### Exercise task
Copy the records below exactly, omitting any pictures they contain.

Dataset excerpt
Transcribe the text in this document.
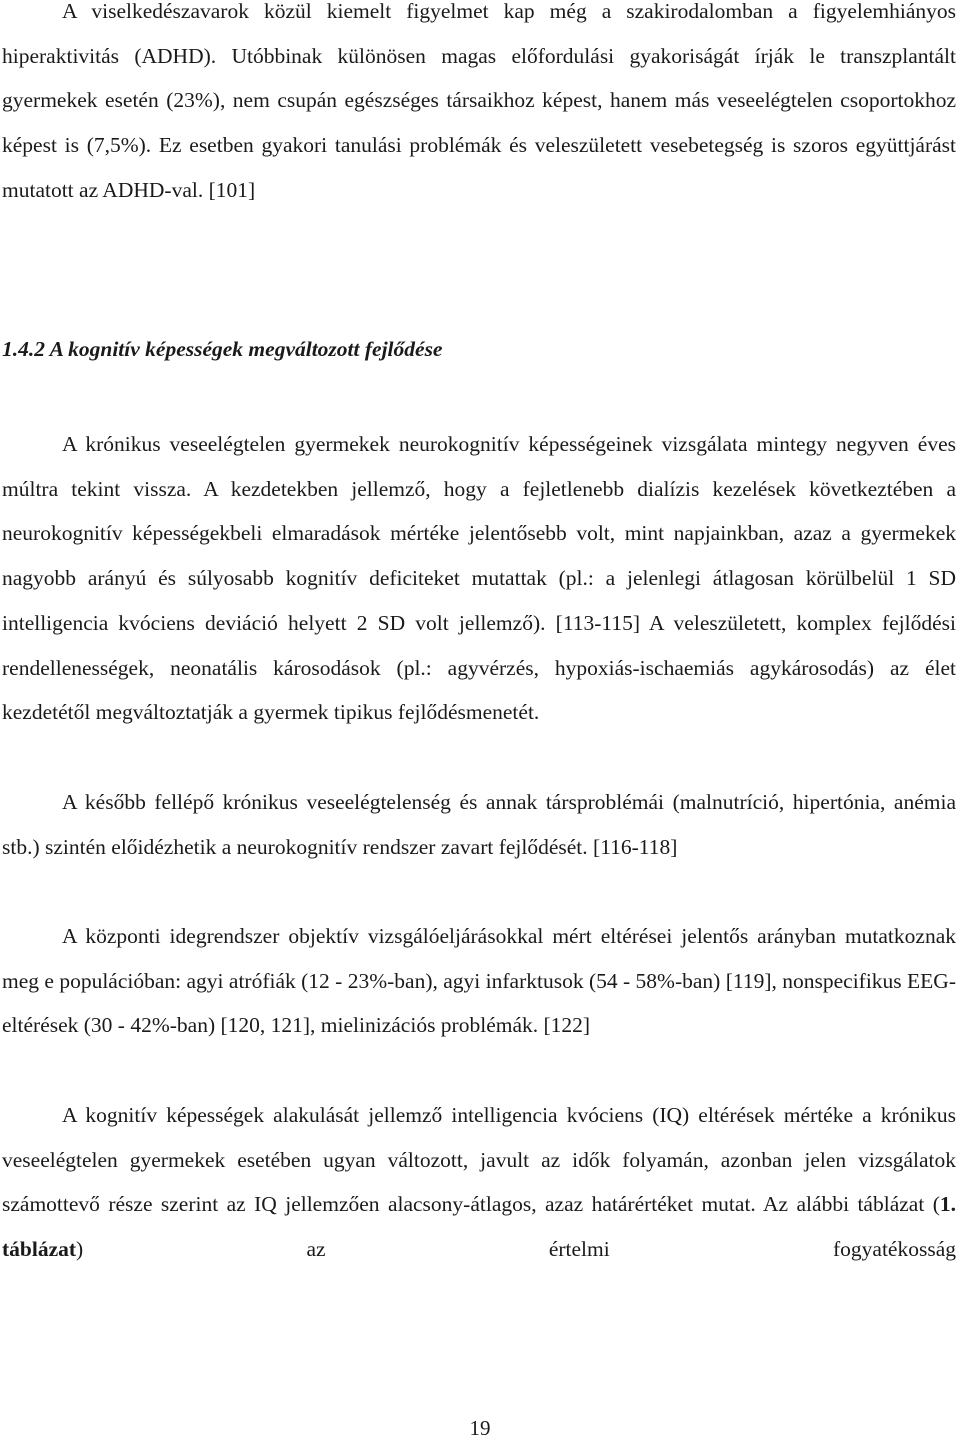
A viselkedészavarok közül kiemelt figyelmet kap még a szakirodalomban a figyelemhiányos hiperaktivitás (ADHD). Utóbbinak különösen magas előfordulási gyakoriságát írják le transzplantált gyermekek esetén (23%), nem csupán egészséges társaikhoz képest, hanem más veseelégtelen csoportokhoz képest is (7,5%). Ez esetben gyakori tanulási problémák és veleszületett vesebetegség is szoros együttjárást mutatott az ADHD-val. [101]

1.4.2 A kognitív képességek megváltozott fejlődése

A krónikus veseelégtelen gyermekek neurokognitív képességeinek vizsgálata mintegy negyven éves múltra tekint vissza. A kezdetekben jellemző, hogy a fejletlenebb dialízis kezelések következtében a neurokognitív képességekbeli elmaradások mértéke jelentősebb volt, mint napjainkban, azaz a gyermekek nagyobb arányú és súlyosabb kognitív deficiteket mutattak (pl.: a jelenlegi átlagosan körülbelül 1 SD intelligencia kvóciens deviáció helyett 2 SD volt jellemző). [113-115] A veleszületett, komplex fejlődési rendellenességek, neonatális károsodások (pl.: agyvérzés, hypoxiás-ischaemiás agykárosodás) az élet kezdetétől megváltoztatják a gyermek tipikus fejlődésmenetét.

A később fellépő krónikus veseelégtelenség és annak társproblémái (malnutríció, hipertónia, anémia stb.) szintén előidézhetik a neurokognitív rendszer zavart fejlődését. [116-118]

A központi idegrendszer objektív vizsgálóeljárásokkal mért eltérései jelentős arányban mutatkoznak meg e populációban: agyi atrófiák (12 - 23%-ban), agyi infarktusok (54 - 58%-ban) [119], nonspecifikus EEG-eltérések (30 - 42%-ban) [120, 121], mielinizációs problémák. [122]

A kognitív képességek alakulását jellemző intelligencia kvóciens (IQ) eltérések mértéke a krónikus veseelégtelen gyermekek esetében ugyan változott, javult az idők folyamán, azonban jelen vizsgálatok számottevő része szerint az IQ jellemzően alacsony-átlagos, azaz határértéket mutat. Az alábbi táblázat (1. táblázat) az értelmi fogyatékosság

19
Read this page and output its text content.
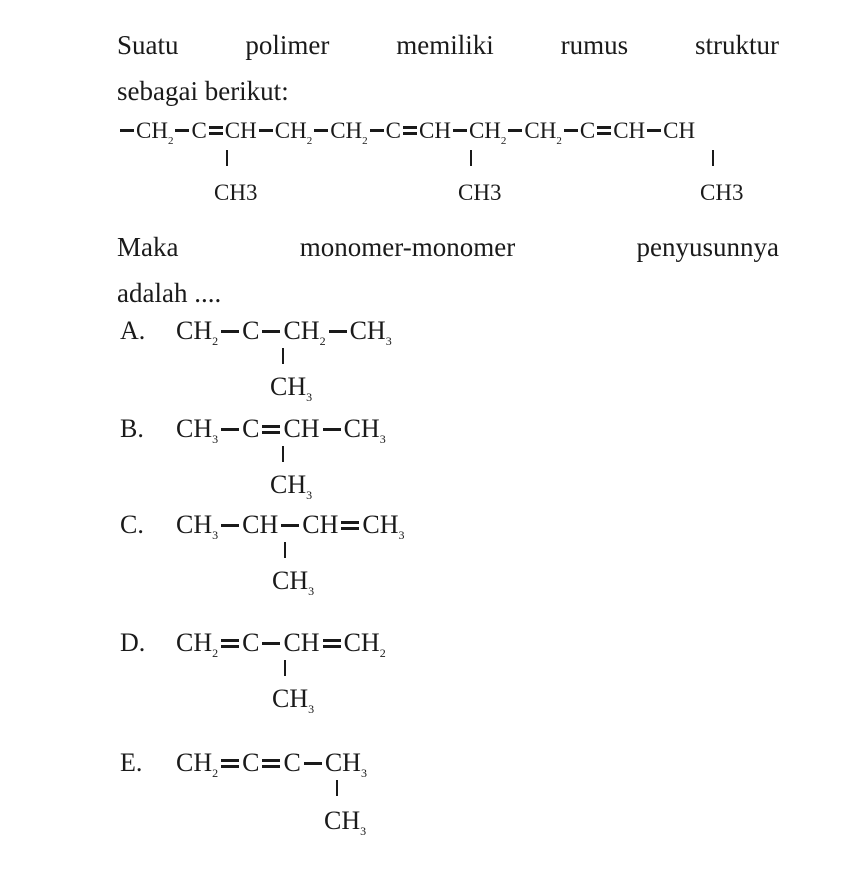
Suatu polimer memiliki rumus struktur
sebagai berikut:
$CH_2$ C CH $CH_2$ $CH_2$ C CH $CH_2$ $CH_2$ C CH CH
CH3	CH3	CH3
Maka	monomer-monomer	penyusunnya
adalah ....
A. $CH_2$ C $CH_2$ $CH_3$
$CH_3$
B. $CH_3$ C CH $CH_3$
$CH_3$
C. $CH_3$ CH CH $CH_3$
$CH_3$
D. $CH_2$ C CH $CH_2$
$CH_3$
E. $CH_2$ C C $CH_3$
$CH_3$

### Solution to the exercise
Transcribe the text in this document.
A viselkedészavarok közül kiemelt figyelmet kap még a szakirodalomban a figyelemhiányos hiperaktivitás (ADHD). Utóbbinak különösen magas előfordulási gyakoriságát írják le transzplantált gyermekek esetén (23%), nem csupán egészséges társaikhoz képest, hanem más veseelégtelen csoportokhoz képest is (7,5%). Ez esetben gyakori tanulási problémák és veleszületett vesebetegség is szoros együttjárást mutatott az ADHD-val. [101]

1.4.2 A kognitív képességek megváltozott fejlődése

A krónikus veseelégtelen gyermekek neurokognitív képességeinek vizsgálata mintegy negyven éves múltra tekint vissza. A kezdetekben jellemző, hogy a fejletlenebb dialízis kezelések következtében a neurokognitív képességekbeli elmaradások mértéke jelentősebb volt, mint napjainkban, azaz a gyermekek nagyobb arányú és súlyosabb kognitív deficiteket mutattak (pl.: a jelenlegi átlagosan körülbelül 1 SD intelligencia kvóciens deviáció helyett 2 SD volt jellemző). [113-115] A veleszületett, komplex fejlődési rendellenességek, neonatális károsodások (pl.: agyvérzés, hypoxiás-ischaemiás agykárosodás) az élet kezdetétől megváltoztatják a gyermek tipikus fejlődésmenetét.

A később fellépő krónikus veseelégtelenség és annak társproblémái (malnutríció, hipertónia, anémia stb.) szintén előidézhetik a neurokognitív rendszer zavart fejlődését. [116-118]

A központi idegrendszer objektív vizsgálóeljárásokkal mért eltérései jelentős arányban mutatkoznak meg e populációban: agyi atrófiák (12 - 23%-ban), agyi infarktusok (54 - 58%-ban) [119], nonspecifikus EEG-eltérések (30 - 42%-ban) [120, 121], mielinizációs problémák. [122]

A kognitív képességek alakulását jellemző intelligencia kvóciens (IQ) eltérések mértéke a krónikus veseelégtelen gyermekek esetében ugyan változott, javult az idők folyamán, azonban jelen vizsgálatok számottevő része szerint az IQ jellemzően alacsony-átlagos, azaz határértéket mutat. Az alábbi táblázat (1. táblázat) az értelmi fogyatékosság

19
Read this page and output its text content.
Suatu polimer memiliki rumus struktur
sebagai berikut:
$CH_2$ C CH $CH_2$ $CH_2$ C CH $CH_2$ $CH_2$ C CH CH
CH3	CH3	CH3
Maka	monomer-monomer	penyusunnya
adalah ....
A. $CH_2$ C $CH_2$ $CH_3$
$CH_3$
B. $CH_3$ C CH $CH_3$
$CH_3$
C. $CH_3$ CH CH $CH_3$
$CH_3$
D. $CH_2$ C CH $CH_2$
$CH_3$
E. $CH_2$ C C $CH_3$
$CH_3$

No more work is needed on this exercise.